# [INPUT DATA]

"""

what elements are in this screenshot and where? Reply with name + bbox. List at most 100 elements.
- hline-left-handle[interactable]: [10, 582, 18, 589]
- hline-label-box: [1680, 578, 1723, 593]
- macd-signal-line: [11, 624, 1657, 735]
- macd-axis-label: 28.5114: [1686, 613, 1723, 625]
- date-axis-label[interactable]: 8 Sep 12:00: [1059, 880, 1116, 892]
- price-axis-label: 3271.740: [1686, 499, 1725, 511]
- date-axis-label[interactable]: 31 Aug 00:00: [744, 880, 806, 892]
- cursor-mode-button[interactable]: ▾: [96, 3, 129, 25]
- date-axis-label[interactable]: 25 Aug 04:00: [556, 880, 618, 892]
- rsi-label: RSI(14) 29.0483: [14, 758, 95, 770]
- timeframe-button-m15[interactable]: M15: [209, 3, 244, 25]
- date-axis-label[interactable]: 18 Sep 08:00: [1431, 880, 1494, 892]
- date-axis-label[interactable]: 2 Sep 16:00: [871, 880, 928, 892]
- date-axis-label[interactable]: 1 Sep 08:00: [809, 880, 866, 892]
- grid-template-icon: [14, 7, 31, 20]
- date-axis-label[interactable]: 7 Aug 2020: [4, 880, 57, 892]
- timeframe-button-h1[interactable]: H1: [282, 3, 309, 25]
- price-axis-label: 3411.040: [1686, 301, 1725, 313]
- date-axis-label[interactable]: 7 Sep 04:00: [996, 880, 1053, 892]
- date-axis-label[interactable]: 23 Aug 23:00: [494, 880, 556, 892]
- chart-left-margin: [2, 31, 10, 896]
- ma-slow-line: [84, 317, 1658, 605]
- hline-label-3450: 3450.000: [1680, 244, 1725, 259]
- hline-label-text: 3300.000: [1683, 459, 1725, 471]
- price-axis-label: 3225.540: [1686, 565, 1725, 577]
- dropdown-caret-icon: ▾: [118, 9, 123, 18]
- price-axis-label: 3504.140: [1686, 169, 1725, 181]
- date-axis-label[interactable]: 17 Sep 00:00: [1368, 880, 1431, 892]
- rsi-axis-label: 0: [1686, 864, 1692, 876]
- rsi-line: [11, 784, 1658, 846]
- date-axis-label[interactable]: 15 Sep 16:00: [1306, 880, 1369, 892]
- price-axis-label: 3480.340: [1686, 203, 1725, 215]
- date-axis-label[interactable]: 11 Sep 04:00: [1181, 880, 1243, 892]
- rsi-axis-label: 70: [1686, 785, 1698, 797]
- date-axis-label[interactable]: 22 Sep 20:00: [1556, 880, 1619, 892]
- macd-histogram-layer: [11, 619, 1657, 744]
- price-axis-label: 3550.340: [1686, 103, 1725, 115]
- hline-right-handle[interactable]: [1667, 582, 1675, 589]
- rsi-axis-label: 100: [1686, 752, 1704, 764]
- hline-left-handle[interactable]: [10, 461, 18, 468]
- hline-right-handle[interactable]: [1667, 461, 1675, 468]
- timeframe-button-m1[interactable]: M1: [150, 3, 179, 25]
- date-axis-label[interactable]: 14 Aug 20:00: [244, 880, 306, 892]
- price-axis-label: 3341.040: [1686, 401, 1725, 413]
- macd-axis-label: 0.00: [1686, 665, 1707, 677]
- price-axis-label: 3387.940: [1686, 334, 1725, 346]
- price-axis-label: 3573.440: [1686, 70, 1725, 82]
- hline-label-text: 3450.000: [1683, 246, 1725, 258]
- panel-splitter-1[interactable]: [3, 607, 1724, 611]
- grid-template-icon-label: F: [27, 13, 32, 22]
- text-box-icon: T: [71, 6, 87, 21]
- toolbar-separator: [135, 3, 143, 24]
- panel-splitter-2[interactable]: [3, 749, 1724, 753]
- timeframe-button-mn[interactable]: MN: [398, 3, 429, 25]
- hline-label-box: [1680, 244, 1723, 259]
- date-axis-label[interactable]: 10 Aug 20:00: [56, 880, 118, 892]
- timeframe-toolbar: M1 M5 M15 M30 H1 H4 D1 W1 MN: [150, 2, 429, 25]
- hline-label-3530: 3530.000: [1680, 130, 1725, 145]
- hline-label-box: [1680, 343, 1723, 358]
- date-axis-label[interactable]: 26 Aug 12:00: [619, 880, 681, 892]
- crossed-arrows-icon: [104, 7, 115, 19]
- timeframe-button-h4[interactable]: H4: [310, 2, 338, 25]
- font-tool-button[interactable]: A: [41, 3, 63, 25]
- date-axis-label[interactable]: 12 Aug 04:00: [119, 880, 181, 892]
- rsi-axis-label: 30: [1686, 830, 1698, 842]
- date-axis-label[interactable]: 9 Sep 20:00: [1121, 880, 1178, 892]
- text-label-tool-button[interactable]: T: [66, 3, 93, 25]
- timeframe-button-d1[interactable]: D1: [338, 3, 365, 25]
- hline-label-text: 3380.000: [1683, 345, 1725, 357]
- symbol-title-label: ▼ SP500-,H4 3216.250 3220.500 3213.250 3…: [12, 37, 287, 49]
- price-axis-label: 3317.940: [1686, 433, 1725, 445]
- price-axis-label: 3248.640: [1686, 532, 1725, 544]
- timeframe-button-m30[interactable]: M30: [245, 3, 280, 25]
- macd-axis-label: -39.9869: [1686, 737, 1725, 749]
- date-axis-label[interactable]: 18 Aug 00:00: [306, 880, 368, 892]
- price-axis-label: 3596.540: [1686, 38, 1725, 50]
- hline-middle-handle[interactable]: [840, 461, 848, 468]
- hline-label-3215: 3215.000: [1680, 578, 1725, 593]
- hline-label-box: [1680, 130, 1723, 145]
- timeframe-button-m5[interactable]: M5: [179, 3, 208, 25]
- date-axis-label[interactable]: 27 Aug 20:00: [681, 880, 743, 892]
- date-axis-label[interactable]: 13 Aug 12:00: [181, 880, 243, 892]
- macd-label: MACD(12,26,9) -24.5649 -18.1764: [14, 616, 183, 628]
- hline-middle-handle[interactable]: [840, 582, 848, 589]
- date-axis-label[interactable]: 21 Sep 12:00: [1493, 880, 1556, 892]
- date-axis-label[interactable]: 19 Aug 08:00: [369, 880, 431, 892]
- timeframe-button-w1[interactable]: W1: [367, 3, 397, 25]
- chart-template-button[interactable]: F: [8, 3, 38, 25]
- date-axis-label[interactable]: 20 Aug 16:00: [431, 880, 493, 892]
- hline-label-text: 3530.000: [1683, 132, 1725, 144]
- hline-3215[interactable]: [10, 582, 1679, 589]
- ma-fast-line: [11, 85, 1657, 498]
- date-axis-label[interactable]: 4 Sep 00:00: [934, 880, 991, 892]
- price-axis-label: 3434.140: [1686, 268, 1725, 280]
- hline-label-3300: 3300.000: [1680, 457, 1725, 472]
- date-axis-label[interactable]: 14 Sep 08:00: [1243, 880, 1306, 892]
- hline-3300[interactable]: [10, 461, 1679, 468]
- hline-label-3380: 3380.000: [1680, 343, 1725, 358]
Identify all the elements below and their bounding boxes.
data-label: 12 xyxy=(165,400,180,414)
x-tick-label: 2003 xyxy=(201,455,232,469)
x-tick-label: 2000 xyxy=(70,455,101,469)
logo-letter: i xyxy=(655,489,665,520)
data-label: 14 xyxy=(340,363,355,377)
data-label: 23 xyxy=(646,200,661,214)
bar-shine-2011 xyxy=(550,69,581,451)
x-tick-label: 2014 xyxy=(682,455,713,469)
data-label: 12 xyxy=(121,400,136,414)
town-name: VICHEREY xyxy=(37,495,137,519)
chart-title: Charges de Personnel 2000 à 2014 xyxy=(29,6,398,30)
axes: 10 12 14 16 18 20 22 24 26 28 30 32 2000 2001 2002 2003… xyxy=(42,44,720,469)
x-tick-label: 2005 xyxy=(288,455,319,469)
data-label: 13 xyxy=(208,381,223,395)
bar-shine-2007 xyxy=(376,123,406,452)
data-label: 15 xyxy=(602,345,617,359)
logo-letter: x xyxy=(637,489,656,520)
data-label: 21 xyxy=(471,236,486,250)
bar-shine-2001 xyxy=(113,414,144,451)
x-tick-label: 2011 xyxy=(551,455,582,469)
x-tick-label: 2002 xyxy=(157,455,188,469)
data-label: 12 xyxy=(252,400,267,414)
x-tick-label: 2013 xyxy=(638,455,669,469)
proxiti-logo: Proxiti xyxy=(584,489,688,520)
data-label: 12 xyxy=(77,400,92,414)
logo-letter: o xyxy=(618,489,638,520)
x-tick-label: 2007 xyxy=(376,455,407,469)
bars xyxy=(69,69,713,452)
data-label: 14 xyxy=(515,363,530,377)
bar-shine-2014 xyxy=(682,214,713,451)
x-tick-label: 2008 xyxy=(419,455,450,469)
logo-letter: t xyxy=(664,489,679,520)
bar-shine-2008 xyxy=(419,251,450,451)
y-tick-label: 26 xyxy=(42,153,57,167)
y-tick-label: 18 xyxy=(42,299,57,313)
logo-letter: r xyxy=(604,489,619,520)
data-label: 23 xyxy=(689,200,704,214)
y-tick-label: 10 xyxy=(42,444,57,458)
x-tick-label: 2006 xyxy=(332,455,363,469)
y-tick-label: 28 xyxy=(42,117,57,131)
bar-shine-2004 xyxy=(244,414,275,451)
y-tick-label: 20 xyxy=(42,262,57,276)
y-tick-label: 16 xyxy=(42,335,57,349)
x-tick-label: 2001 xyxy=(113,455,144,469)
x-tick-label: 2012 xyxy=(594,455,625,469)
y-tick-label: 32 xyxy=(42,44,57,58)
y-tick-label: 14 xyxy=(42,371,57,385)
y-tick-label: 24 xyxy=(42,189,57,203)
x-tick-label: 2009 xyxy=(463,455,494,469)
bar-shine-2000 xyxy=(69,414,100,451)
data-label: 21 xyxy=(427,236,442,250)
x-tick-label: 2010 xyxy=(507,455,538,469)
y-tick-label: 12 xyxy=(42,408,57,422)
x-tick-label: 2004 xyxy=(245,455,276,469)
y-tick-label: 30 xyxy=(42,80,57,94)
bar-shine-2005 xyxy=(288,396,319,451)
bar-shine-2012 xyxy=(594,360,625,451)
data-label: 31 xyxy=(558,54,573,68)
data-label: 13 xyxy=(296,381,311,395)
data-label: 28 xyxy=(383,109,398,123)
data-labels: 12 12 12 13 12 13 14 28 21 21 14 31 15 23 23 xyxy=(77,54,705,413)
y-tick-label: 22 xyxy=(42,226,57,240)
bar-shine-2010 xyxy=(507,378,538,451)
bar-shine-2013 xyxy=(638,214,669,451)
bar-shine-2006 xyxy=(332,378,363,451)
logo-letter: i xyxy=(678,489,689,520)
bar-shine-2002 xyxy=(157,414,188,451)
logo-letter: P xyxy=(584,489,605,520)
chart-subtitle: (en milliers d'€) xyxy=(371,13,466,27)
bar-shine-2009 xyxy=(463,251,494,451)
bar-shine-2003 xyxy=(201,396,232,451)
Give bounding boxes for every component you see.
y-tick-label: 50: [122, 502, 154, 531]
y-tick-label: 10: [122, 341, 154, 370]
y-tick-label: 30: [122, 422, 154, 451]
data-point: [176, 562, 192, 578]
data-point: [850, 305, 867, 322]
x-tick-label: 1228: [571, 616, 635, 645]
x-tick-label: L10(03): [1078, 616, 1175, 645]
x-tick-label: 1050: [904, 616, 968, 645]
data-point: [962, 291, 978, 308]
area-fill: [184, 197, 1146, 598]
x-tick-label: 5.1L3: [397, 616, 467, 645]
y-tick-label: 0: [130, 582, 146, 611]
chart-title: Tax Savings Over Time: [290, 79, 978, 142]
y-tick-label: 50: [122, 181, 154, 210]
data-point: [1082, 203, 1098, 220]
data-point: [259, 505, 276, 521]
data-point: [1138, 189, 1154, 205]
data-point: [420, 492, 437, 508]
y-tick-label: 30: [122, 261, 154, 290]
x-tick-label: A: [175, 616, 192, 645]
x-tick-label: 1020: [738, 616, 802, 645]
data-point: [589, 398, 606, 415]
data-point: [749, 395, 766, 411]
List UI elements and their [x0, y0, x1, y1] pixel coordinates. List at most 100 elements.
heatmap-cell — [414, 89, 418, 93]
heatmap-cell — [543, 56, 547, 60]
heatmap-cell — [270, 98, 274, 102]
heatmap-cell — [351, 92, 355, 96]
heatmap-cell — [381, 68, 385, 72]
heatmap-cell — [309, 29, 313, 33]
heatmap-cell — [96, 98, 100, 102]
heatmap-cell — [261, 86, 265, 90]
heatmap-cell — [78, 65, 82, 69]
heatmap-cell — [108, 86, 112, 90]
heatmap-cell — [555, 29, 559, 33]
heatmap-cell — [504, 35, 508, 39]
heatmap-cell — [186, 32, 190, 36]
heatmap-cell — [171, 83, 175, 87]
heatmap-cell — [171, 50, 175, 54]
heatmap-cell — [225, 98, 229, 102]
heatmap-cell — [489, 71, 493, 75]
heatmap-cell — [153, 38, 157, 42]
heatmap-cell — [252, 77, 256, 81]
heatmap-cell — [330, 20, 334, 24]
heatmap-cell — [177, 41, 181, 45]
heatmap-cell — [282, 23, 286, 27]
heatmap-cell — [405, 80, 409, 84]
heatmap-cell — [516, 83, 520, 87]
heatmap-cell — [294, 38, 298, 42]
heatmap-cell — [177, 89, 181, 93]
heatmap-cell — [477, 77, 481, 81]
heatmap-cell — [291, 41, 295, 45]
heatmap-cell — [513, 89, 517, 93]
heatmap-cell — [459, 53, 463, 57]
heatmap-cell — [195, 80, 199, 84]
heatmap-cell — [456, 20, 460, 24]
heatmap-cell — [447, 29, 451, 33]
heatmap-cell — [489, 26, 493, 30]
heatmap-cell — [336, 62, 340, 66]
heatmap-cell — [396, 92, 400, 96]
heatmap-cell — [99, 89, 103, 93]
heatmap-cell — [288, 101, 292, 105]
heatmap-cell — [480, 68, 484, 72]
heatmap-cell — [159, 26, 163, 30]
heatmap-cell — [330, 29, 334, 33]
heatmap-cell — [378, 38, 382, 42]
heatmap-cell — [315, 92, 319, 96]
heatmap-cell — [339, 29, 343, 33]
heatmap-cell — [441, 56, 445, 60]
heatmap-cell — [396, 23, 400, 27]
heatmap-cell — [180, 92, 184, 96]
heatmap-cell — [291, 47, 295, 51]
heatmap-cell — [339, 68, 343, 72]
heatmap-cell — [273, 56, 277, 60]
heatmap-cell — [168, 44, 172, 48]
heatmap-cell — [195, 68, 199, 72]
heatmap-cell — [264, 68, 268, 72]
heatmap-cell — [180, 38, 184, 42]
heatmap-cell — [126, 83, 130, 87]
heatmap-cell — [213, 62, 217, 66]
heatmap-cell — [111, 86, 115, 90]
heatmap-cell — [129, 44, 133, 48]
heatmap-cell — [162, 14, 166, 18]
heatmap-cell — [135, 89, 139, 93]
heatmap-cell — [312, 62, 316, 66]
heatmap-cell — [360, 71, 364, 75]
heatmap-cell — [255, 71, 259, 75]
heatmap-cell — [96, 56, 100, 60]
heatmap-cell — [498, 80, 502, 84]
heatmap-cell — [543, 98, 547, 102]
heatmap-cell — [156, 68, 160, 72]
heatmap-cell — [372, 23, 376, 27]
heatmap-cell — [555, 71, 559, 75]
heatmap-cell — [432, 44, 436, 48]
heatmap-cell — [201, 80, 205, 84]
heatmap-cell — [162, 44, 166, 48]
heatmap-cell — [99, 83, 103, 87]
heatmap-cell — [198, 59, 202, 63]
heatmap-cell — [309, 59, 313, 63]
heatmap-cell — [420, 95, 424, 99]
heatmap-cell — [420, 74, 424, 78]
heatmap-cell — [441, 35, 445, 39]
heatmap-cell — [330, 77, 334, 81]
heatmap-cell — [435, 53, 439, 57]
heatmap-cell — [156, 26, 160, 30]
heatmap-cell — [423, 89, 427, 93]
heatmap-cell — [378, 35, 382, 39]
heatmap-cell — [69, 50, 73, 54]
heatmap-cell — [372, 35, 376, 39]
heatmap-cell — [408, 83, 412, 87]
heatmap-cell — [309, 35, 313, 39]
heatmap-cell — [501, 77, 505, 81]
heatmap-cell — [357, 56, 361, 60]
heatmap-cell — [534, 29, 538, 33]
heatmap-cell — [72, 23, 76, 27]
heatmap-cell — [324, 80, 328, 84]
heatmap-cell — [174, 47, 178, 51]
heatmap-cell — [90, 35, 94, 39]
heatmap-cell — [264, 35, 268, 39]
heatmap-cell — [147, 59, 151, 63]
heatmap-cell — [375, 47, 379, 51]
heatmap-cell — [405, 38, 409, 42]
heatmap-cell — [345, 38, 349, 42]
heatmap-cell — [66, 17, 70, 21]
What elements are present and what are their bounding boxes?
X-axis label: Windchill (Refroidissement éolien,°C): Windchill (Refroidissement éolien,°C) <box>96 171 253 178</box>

"""

Rewrite the data from its first line through the line containing "- date-axis-label[interactable]: 31", with "macd-signal-line" changed to "macd-trigger-line" and nothing else altered.

# [SOLUTION TO THIS PROBLEM]
what elements are in this screenshot and where? Reply with name + bbox. List at most 100 elements.
- hline-left-handle[interactable]: [10, 582, 18, 589]
- hline-label-box: [1680, 578, 1723, 593]
- macd-trigger-line: [11, 624, 1657, 735]
- macd-axis-label: 28.5114: [1686, 613, 1723, 625]
- date-axis-label[interactable]: 8 Sep 12:00: [1059, 880, 1116, 892]
- price-axis-label: 3271.740: [1686, 499, 1725, 511]
- date-axis-label[interactable]: 31 Aug 00:00: [744, 880, 806, 892]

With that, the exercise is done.